▶ **EXERCISE DETAILS**:
Select the lines that hold the word "非洲大陆" and copy each one.

▶ **RECORD EXTRACTS**:
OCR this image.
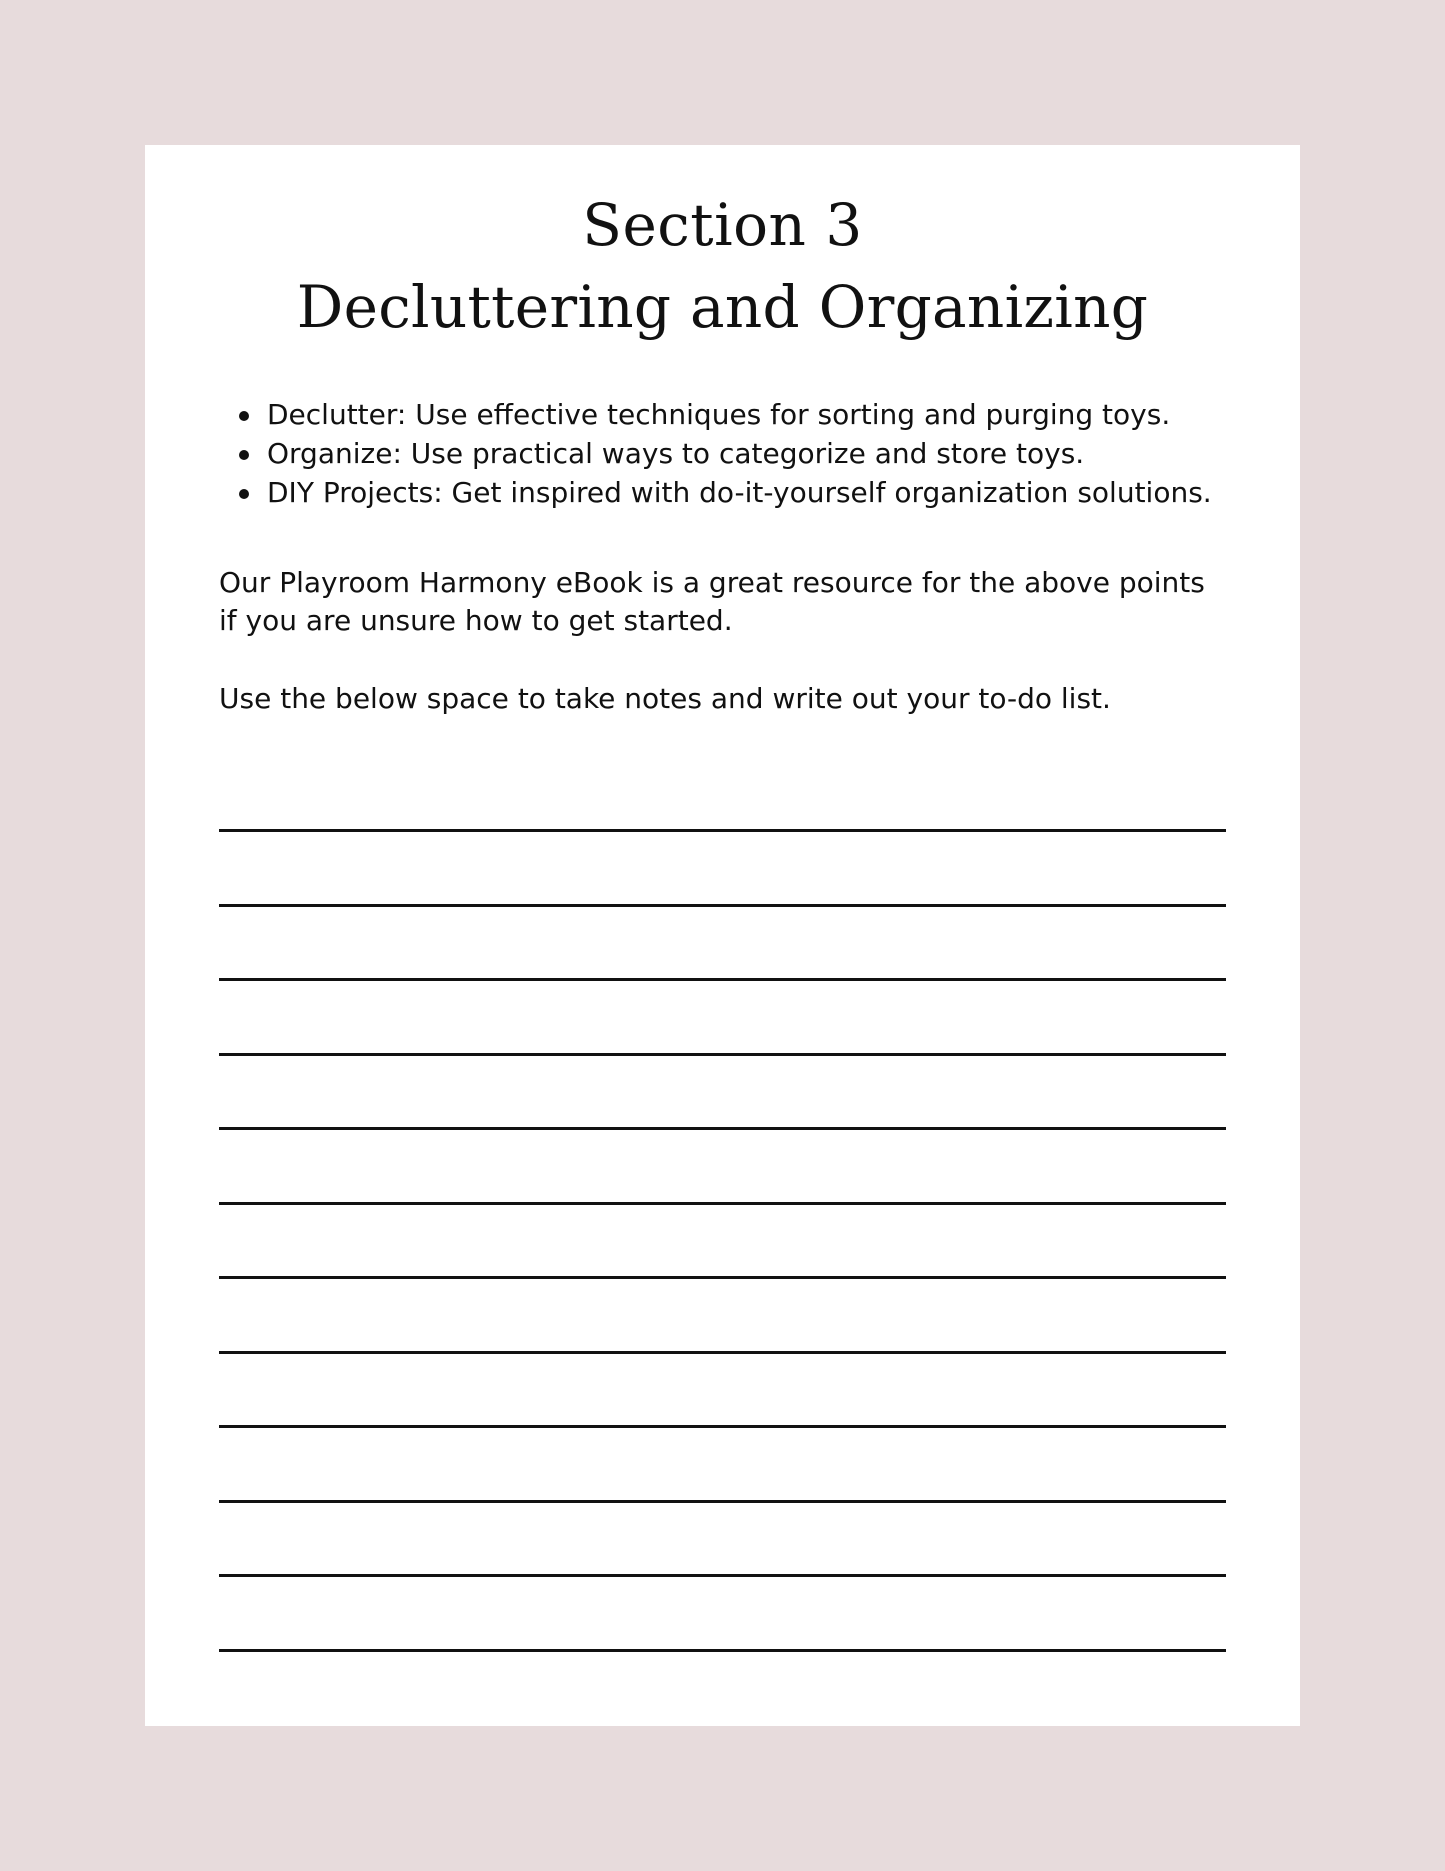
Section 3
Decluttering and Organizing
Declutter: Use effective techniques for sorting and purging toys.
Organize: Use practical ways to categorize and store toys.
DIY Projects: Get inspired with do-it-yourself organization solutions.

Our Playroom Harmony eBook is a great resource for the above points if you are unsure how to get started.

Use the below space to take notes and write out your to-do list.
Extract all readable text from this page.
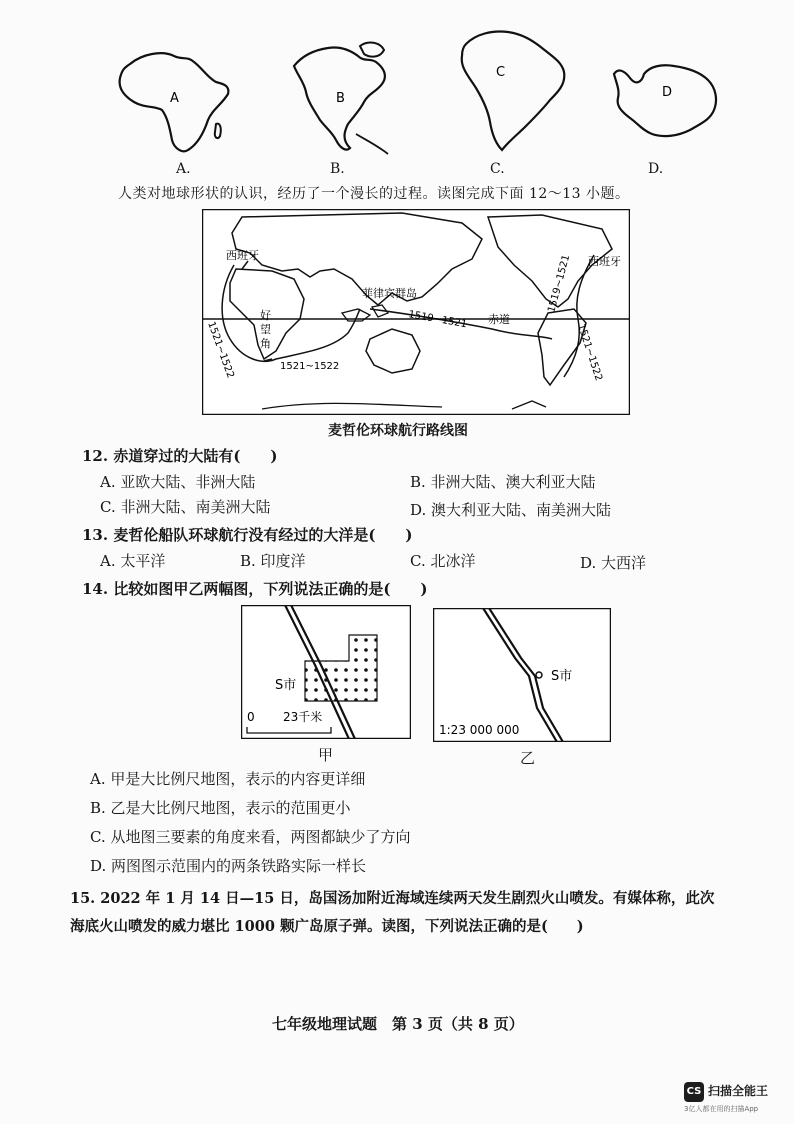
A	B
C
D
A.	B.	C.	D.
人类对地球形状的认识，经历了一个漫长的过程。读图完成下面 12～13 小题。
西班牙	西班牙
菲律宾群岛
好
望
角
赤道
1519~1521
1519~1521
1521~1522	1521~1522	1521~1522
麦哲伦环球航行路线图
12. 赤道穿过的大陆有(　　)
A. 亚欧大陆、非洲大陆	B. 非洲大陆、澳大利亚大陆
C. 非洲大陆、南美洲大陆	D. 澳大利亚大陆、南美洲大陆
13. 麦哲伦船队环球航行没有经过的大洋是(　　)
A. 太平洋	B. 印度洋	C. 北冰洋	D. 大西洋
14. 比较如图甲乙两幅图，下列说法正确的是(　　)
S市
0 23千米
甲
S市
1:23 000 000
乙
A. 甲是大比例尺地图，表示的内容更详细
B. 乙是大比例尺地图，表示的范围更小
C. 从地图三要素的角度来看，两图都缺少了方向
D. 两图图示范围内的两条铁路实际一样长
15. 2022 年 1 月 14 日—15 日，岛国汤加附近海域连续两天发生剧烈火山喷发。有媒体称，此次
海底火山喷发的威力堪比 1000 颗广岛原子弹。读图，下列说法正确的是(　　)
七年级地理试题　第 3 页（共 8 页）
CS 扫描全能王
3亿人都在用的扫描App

▶ **ANSWER**:
A. 亚欧大陆、非洲大陆	B. 非洲大陆、澳大利亚大陆
C. 非洲大陆、南美洲大陆	D. 澳大利亚大陆、南美洲大陆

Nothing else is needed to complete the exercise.